Every record should be written out exactly, with the pictures left out.

-- -- --

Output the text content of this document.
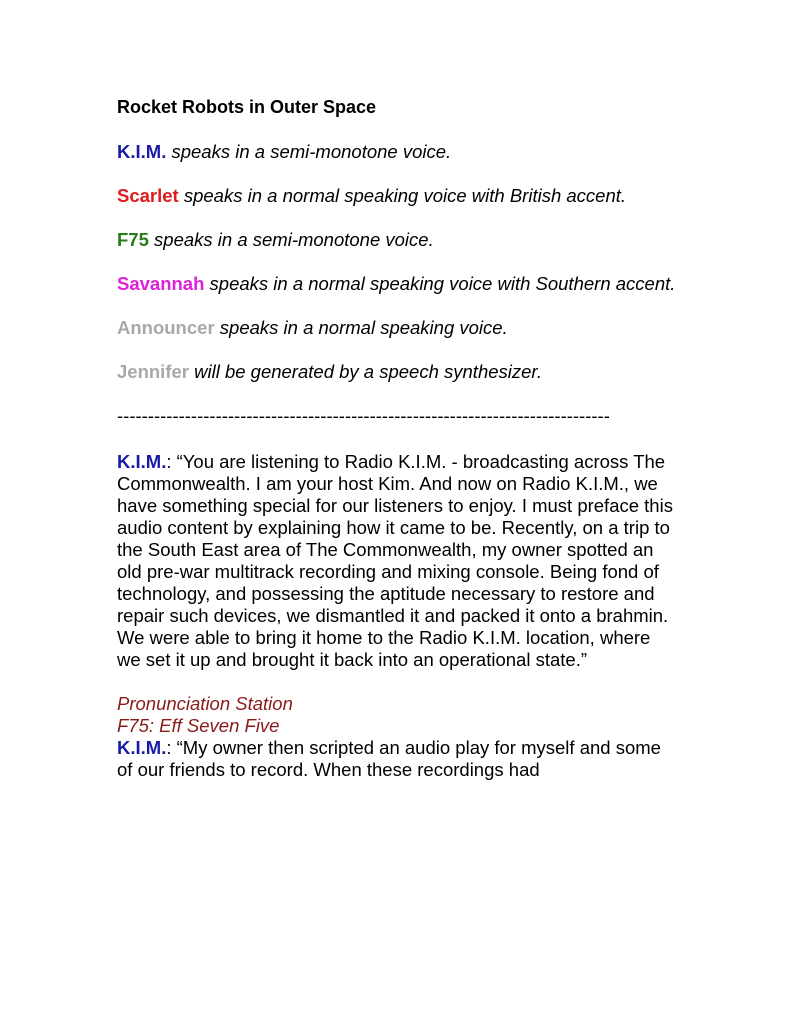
Rocket Robots in Outer Space
K.I.M. speaks in a semi-monotone voice.
Scarlet speaks in a normal speaking voice with British accent.
F75 speaks in a semi-monotone voice.
Savannah speaks in a normal speaking voice with Southern accent.
Announcer speaks in a normal speaking voice.
Jennifer will be generated by a speech synthesizer.
--------------------------------------------------------------------------------
K.I.M.: “You are listening to Radio K.I.M. - broadcasting across The Commonwealth. I am your host Kim. And now on Radio K.I.M., we have something special for our listeners to enjoy. I must preface this audio content by explaining how it came to be. Recently, on a trip to the South East area of The Commonwealth, my owner spotted an old pre-war multitrack recording and mixing console. Being fond of technology, and possessing the aptitude necessary to restore and repair such devices, we dismantled it and packed it onto a brahmin. We were able to bring it home to the Radio K.I.M. location, where we set it up and brought it back into an operational state.”
Pronunciation Station
F75: Eff Seven Five
K.I.M.: “My owner then scripted an audio play for myself and some of our friends to record. When these recordings had
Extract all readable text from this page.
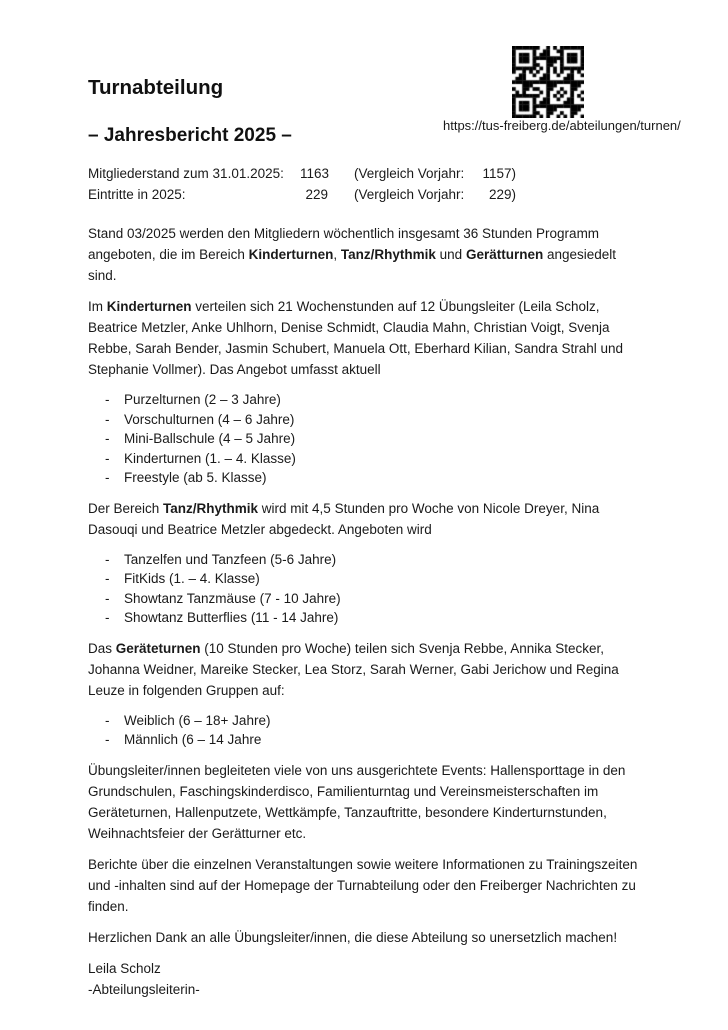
https://tus-freiberg.de/abteilungen/turnen/
Turnabteilung
– Jahresbericht 2025 –
Mitgliederstand zum 31.01.2025:	1163 (Vergleich Vorjahr:	1157)
Eintritte in 2025:	229 (Vergleich Vorjahr:	229)

Stand 03/2025 werden den Mitgliedern wöchentlich insgesamt 36 Stunden Programm angeboten, die im Bereich Kinderturnen, Tanz/Rhythmik und Gerätturnen angesiedelt sind.

Im Kinderturnen verteilen sich 21 Wochenstunden auf 12 Übungsleiter (Leila Scholz, Beatrice Metzler, Anke Uhlhorn, Denise Schmidt, Claudia Mahn, Christian Voigt, Svenja Rebbe, Sarah Bender, Jasmin Schubert, Manuela Ott, Eberhard Kilian, Sandra Strahl und Stephanie Vollmer). Das Angebot umfasst aktuell

-	Purzelturnen (2 – 3 Jahre)
-	Vorschulturnen (4 – 6 Jahre)
-	Mini-Ballschule (4 – 5 Jahre)
-	Kinderturnen (1. – 4. Klasse)
-	Freestyle (ab 5. Klasse)

Der Bereich Tanz/Rhythmik wird mit 4,5 Stunden pro Woche von Nicole Dreyer, Nina Dasouqi und Beatrice Metzler abgedeckt. Angeboten wird

-	Tanzelfen und Tanzfeen (5-6 Jahre)
-	FitKids (1. – 4. Klasse)
-	Showtanz Tanzmäuse (7 - 10 Jahre)
-	Showtanz Butterflies (11 - 14 Jahre)

Das Geräteturnen (10 Stunden pro Woche) teilen sich Svenja Rebbe, Annika Stecker, Johanna Weidner, Mareike Stecker, Lea Storz, Sarah Werner, Gabi Jerichow und Regina Leuze in folgenden Gruppen auf:

-	Weiblich (6 – 18+ Jahre)
-	Männlich (6 – 14 Jahre

Übungsleiter/innen begleiteten viele von uns ausgerichtete Events: Hallensporttage in den Grundschulen, Faschingskinderdisco, Familienturntag und Vereinsmeisterschaften im Geräteturnen, Hallenputzete, Wettkämpfe, Tanzauftritte, besondere Kinderturnstunden, Weihnachtsfeier der Gerätturner etc.

Berichte über die einzelnen Veranstaltungen sowie weitere Informationen zu Trainingszeiten und -inhalten sind auf der Homepage der Turnabteilung oder den Freiberger Nachrichten zu finden.

Herzlichen Dank an alle Übungsleiter/innen, die diese Abteilung so unersetzlich machen!

Leila Scholz
-Abteilungsleiterin-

-- -- --

[RESPONSE BELOW]
Output the text content of this document.
Rocket Robots in Outer Space
K.I.M. speaks in a semi-monotone voice.
Scarlet speaks in a normal speaking voice with British accent.
F75 speaks in a semi-monotone voice.
Savannah speaks in a normal speaking voice with Southern accent.
Announcer speaks in a normal speaking voice.
Jennifer will be generated by a speech synthesizer.
--------------------------------------------------------------------------------
K.I.M.: “You are listening to Radio K.I.M. - broadcasting across The Commonwealth. I am your host Kim. And now on Radio K.I.M., we have something special for our listeners to enjoy. I must preface this audio content by explaining how it came to be. Recently, on a trip to the South East area of The Commonwealth, my owner spotted an old pre-war multitrack recording and mixing console. Being fond of technology, and possessing the aptitude necessary to restore and repair such devices, we dismantled it and packed it onto a brahmin. We were able to bring it home to the Radio K.I.M. location, where we set it up and brought it back into an operational state.”
Pronunciation Station
F75: Eff Seven Five
K.I.M.: “My owner then scripted an audio play for myself and some of our friends to record. When these recordings had
Extract all readable text from this page.
https://tus-freiberg.de/abteilungen/turnen/
Turnabteilung
– Jahresbericht 2025 –
Mitgliederstand zum 31.01.2025:	1163 (Vergleich Vorjahr:	1157)
Eintritte in 2025:	229 (Vergleich Vorjahr:	229)

Stand 03/2025 werden den Mitgliedern wöchentlich insgesamt 36 Stunden Programm angeboten, die im Bereich Kinderturnen, Tanz/Rhythmik und Gerätturnen angesiedelt sind.

Im Kinderturnen verteilen sich 21 Wochenstunden auf 12 Übungsleiter (Leila Scholz, Beatrice Metzler, Anke Uhlhorn, Denise Schmidt, Claudia Mahn, Christian Voigt, Svenja Rebbe, Sarah Bender, Jasmin Schubert, Manuela Ott, Eberhard Kilian, Sandra Strahl und Stephanie Vollmer). Das Angebot umfasst aktuell

-	Purzelturnen (2 – 3 Jahre)
-	Vorschulturnen (4 – 6 Jahre)
-	Mini-Ballschule (4 – 5 Jahre)
-	Kinderturnen (1. – 4. Klasse)
-	Freestyle (ab 5. Klasse)

Der Bereich Tanz/Rhythmik wird mit 4,5 Stunden pro Woche von Nicole Dreyer, Nina Dasouqi und Beatrice Metzler abgedeckt. Angeboten wird

-	Tanzelfen und Tanzfeen (5-6 Jahre)
-	FitKids (1. – 4. Klasse)
-	Showtanz Tanzmäuse (7 - 10 Jahre)
-	Showtanz Butterflies (11 - 14 Jahre)

Das Geräteturnen (10 Stunden pro Woche) teilen sich Svenja Rebbe, Annika Stecker, Johanna Weidner, Mareike Stecker, Lea Storz, Sarah Werner, Gabi Jerichow und Regina Leuze in folgenden Gruppen auf:

-	Weiblich (6 – 18+ Jahre)
-	Männlich (6 – 14 Jahre

Übungsleiter/innen begleiteten viele von uns ausgerichtete Events: Hallensporttage in den Grundschulen, Faschingskinderdisco, Familienturntag und Vereinsmeisterschaften im Geräteturnen, Hallenputzete, Wettkämpfe, Tanzauftritte, besondere Kinderturnstunden, Weihnachtsfeier der Gerätturner etc.

Berichte über die einzelnen Veranstaltungen sowie weitere Informationen zu Trainingszeiten und -inhalten sind auf der Homepage der Turnabteilung oder den Freiberger Nachrichten zu finden.

Herzlichen Dank an alle Übungsleiter/innen, die diese Abteilung so unersetzlich machen!

Leila Scholz
-Abteilungsleiterin-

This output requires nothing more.